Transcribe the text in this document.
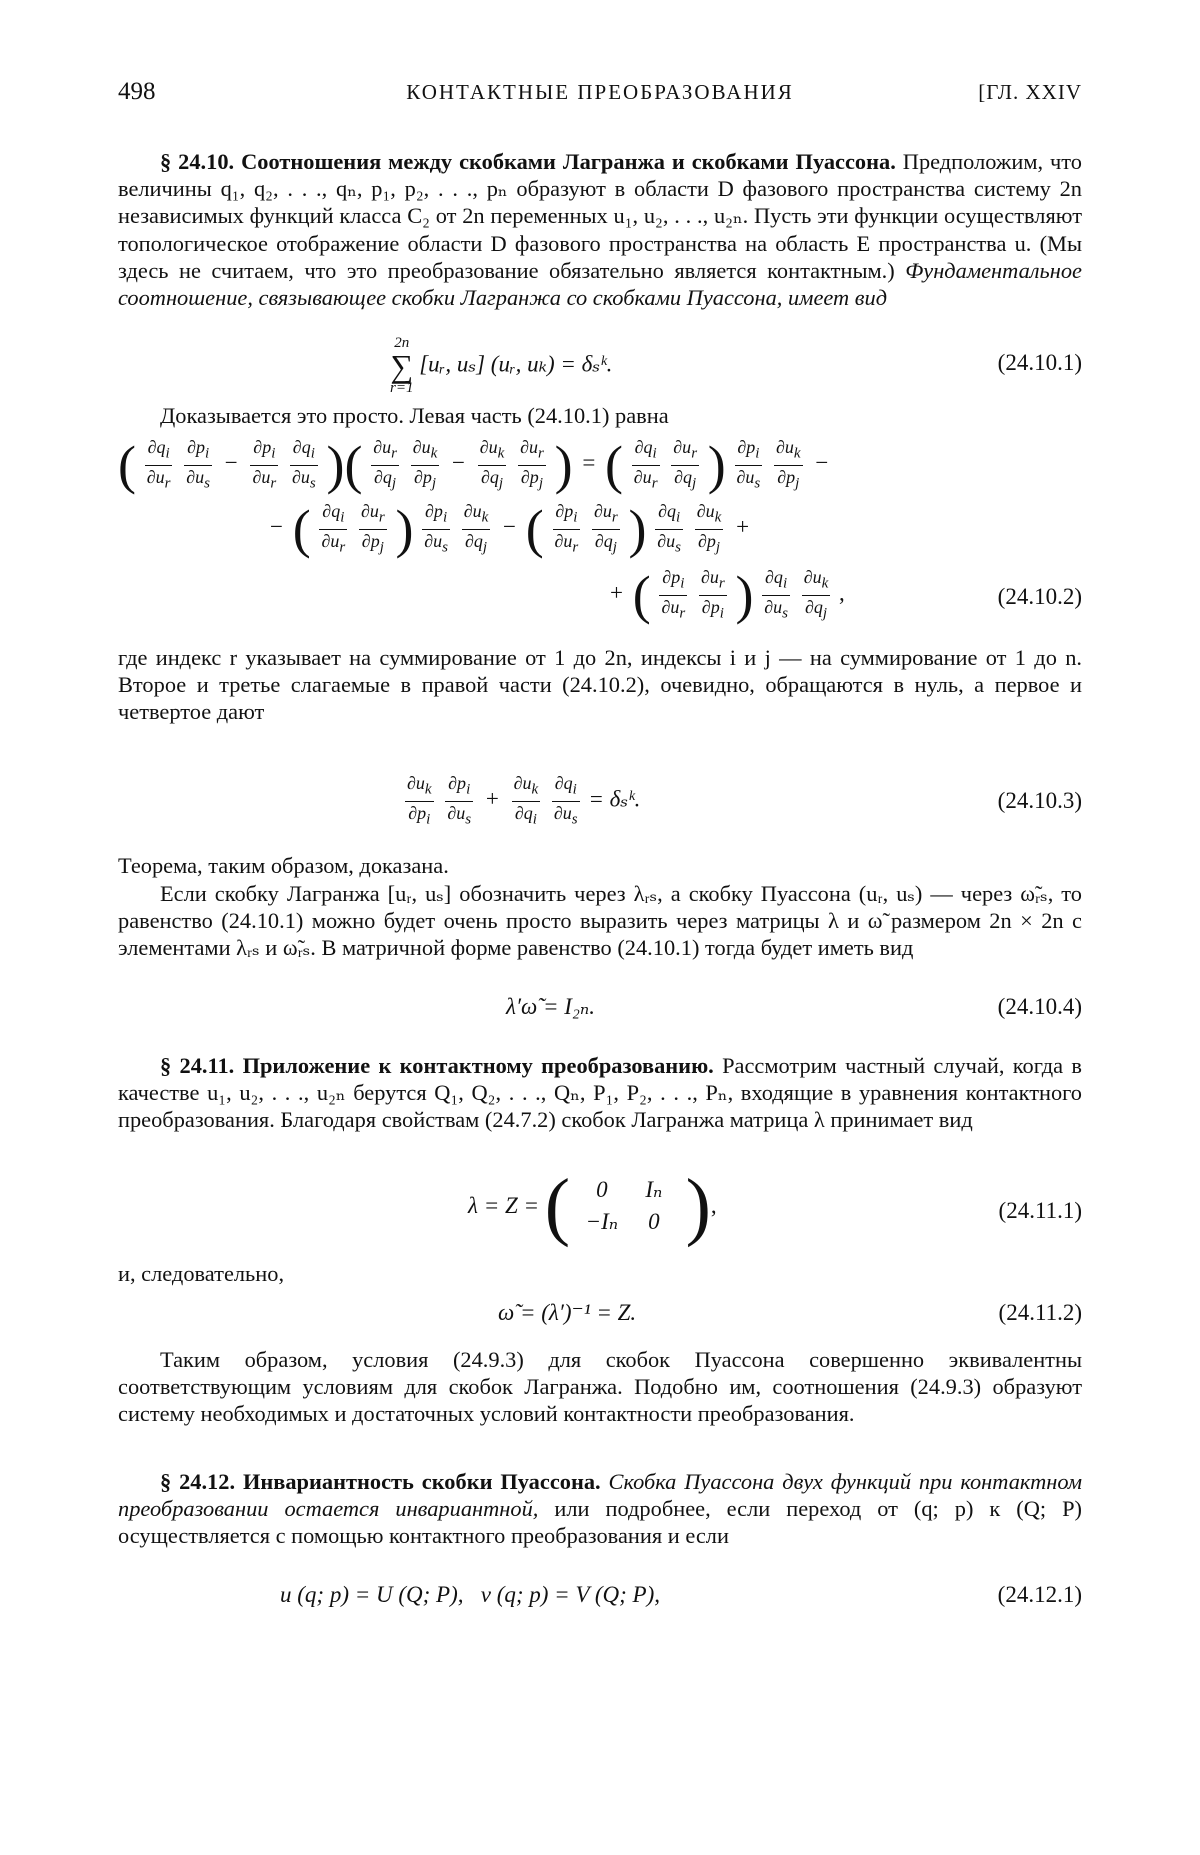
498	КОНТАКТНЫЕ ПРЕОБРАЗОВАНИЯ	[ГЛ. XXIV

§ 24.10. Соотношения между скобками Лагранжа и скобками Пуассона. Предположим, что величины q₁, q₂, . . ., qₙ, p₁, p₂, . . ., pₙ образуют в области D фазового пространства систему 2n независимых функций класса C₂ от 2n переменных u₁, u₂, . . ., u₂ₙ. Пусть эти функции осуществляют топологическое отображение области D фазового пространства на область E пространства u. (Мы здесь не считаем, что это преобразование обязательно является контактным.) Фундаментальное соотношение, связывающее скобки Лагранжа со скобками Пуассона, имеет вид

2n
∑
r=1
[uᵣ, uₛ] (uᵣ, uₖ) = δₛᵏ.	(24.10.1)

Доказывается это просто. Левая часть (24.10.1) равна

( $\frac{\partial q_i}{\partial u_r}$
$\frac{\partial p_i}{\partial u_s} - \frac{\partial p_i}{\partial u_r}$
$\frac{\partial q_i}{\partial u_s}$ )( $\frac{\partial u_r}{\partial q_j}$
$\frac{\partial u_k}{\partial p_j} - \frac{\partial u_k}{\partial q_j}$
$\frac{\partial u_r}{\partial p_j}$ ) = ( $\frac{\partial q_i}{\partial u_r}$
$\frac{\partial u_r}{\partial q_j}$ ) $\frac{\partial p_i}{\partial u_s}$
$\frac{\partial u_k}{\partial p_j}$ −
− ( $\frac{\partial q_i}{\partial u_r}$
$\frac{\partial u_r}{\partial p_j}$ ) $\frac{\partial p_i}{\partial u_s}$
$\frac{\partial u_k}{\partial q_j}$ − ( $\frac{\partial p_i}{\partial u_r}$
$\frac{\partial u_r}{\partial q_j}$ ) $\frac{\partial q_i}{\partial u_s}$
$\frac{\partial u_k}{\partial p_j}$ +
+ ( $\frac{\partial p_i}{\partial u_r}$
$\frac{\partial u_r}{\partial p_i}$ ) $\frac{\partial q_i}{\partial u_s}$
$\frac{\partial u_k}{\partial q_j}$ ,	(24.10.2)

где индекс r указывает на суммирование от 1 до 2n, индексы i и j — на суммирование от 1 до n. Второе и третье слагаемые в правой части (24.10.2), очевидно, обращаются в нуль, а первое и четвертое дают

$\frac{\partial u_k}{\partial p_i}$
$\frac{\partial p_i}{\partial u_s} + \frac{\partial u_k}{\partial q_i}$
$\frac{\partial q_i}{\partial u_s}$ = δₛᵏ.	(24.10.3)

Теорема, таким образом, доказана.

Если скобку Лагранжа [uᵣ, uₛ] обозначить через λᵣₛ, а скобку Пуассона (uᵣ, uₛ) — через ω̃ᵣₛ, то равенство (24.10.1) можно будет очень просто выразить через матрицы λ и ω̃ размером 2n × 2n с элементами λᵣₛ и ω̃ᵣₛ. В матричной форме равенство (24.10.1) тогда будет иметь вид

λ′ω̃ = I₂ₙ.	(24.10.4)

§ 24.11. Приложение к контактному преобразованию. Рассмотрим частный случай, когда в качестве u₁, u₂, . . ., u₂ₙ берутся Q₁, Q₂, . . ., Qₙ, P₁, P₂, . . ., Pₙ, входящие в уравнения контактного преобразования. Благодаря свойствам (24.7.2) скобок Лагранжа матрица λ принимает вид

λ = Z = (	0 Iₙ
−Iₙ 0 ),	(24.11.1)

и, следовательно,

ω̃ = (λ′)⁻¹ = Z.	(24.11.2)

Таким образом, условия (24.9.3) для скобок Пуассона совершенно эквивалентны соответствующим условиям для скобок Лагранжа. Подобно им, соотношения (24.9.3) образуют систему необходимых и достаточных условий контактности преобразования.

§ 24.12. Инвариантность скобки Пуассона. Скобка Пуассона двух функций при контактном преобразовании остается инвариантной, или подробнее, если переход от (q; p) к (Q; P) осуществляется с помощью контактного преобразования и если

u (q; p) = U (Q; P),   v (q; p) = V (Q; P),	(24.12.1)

· · · ·

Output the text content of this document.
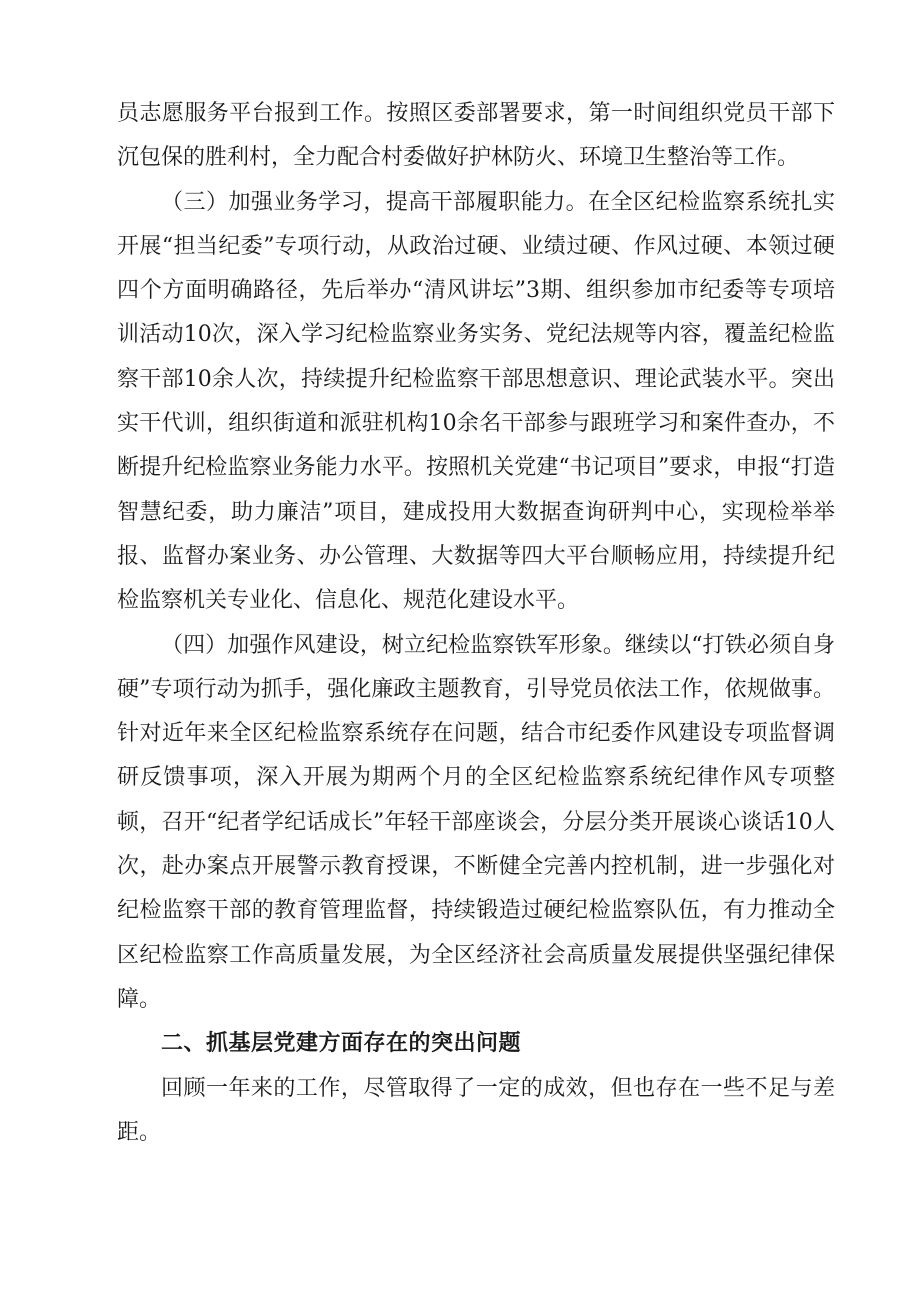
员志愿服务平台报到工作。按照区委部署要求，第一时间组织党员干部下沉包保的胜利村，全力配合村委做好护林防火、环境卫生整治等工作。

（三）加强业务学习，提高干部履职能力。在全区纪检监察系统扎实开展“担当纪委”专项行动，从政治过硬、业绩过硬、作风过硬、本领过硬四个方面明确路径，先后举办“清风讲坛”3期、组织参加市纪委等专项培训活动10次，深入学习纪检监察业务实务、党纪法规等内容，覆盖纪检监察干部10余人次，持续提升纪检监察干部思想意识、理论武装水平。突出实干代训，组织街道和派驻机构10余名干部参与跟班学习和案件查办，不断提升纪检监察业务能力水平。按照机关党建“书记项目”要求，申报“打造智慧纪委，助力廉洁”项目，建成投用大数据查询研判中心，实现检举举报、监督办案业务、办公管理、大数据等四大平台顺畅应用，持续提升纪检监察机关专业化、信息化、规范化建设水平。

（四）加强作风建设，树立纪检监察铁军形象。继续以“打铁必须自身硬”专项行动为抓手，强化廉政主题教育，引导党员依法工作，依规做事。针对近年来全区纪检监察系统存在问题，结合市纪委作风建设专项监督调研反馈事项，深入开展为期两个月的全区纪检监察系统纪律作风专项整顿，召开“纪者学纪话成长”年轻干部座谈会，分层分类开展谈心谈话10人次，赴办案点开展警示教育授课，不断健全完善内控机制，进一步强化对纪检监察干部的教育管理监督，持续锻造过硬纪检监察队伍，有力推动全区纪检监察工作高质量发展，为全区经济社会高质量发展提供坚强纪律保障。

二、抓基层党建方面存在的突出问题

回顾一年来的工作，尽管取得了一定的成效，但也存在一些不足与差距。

· · · ·

Find and copy every line in the entries above where the string "систему" occurs.

§ 24.10. Соотношения между скобками Лагранжа и скобками Пуассона. Предположим, что величины q₁, q₂, . . ., qₙ, p₁, p₂, . . ., pₙ образуют в области D фазового пространства систему 2n независимых функций класса C₂ от 2n переменных u₁, u₂, . . ., u₂ₙ. Пусть эти функции осуществляют топологическое отображение области D фазового пространства на область E пространства u. (Мы здесь не считаем, что это преобразование обязательно является контактным.) Фундаментальное соотношение, связывающее скобки Лагранжа со скобками Пуассона, имеет вид
Таким образом, условия (24.9.3) для скобок Пуассона совершенно эквивалентны соответствующим условиям для скобок Лагранжа. Подобно им, соотношения (24.9.3) образуют систему необходимых и достаточных условий контактности преобразования.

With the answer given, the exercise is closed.